GOAL OF THE EXERCISE:
Copy the data exactly as it appears, and do not include any pictures.

ENTRIES SUPPLIED:
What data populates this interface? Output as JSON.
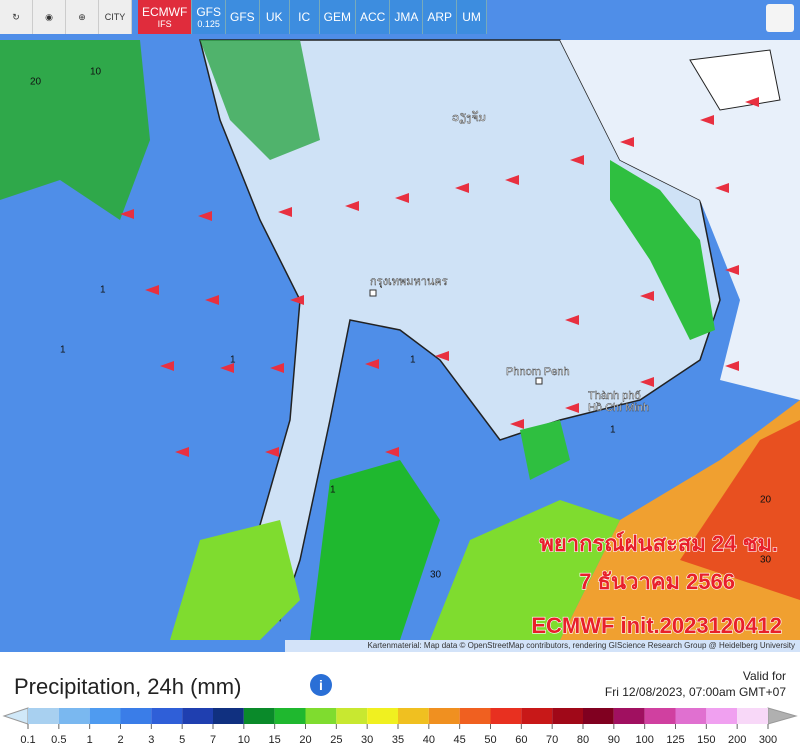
{
  "toolbar": {
    "city": "CITY",
    "models": [
      {
        "name": "ECMWF",
        "sub": "IFS"
      },
      {
        "name": "GFS",
        "sub": "0.125"
      },
      {
        "name": "GFS"
      },
      {
        "name": "UK"
      },
      {
        "name": "IC"
      },
      {
        "name": "GEM"
      },
      {
        "name": "ACC"
      },
      {
        "name": "JMA"
      },
      {
        "name": "ARP"
      },
      {
        "name": "UM"
      }
    ]
  },
  "map": {
    "places": [
      "Phnom Penh",
      "Thành phố",
      "Hồ Chí Minh",
      "กรุงเทพมหานคร",
      "ວຽງຈັນ"
    ],
    "contour_labels": [
      "20",
      "10",
      "1",
      "1",
      "1",
      "1",
      "1",
      "1",
      "30",
      "20",
      "30"
    ],
    "overlay": [
      "พยากรณ์ฝนสะสม 24 ชม.",
      "7 ธันวาคม 2566",
      "ECMWF init.2023120412"
    ],
    "attribution": "Kartenmaterial: Map data © OpenStreetMap contributors, rendering GIScience Research Group @ Heidelberg University"
  },
  "legend": {
    "title": "Precipitation, 24h (mm)",
    "valid_label": "Valid for",
    "valid_time": "Fri 12/08/2023, 07:00am GMT+07",
    "ticks": [
      0.1,
      0.5,
      1,
      2,
      3,
      5,
      7,
      10,
      15,
      20,
      25,
      30,
      35,
      40,
      45,
      50,
      60,
      70,
      80,
      90,
      100,
      125,
      150,
      200,
      300
    ]
  }
}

THE OUTPUT:
What data populates this interface? Output as JSON.
{
  "toolbar": {
    "city": "CITY",
    "models": [
      {
        "name": "ECMWF",
        "sub": "IFS"
      },
      {
        "name": "GFS",
        "sub": "0.125"
      },
      {
        "name": "GFS"
      },
      {
        "name": "UK"
      },
      {
        "name": "IC"
      },
      {
        "name": "GEM"
      },
      {
        "name": "ACC"
      },
      {
        "name": "JMA"
      },
      {
        "name": "ARP"
      },
      {
        "name": "UM"
      }
    ]
  },
  "map": {
    "places": [
      "Phnom Penh",
      "Thành phố",
      "Hồ Chí Minh",
      "กรุงเทพมหานคร",
      "ວຽງຈັນ"
    ],
    "contour_labels": [
      "20",
      "10",
      "1",
      "1",
      "1",
      "1",
      "1",
      "1",
      "30",
      "20",
      "30"
    ],
    "overlay": [
      "พยากรณ์ฝนสะสม 24 ชม.",
      "7 ธันวาคม 2566",
      "ECMWF init.2023120412"
    ],
    "attribution": "Kartenmaterial: Map data © OpenStreetMap contributors, rendering GIScience Research Group @ Heidelberg University"
  },
  "legend": {
    "title": "Precipitation, 24h (mm)",
    "valid_label": "Valid for",
    "valid_time": "Fri 12/08/2023, 07:00am GMT+07",
    "ticks": [
      0.1,
      0.5,
      1,
      2,
      3,
      5,
      7,
      10,
      15,
      20,
      25,
      30,
      35,
      40,
      45,
      50,
      60,
      70,
      80,
      90,
      100,
      125,
      150,
      200,
      300
    ]
  }
}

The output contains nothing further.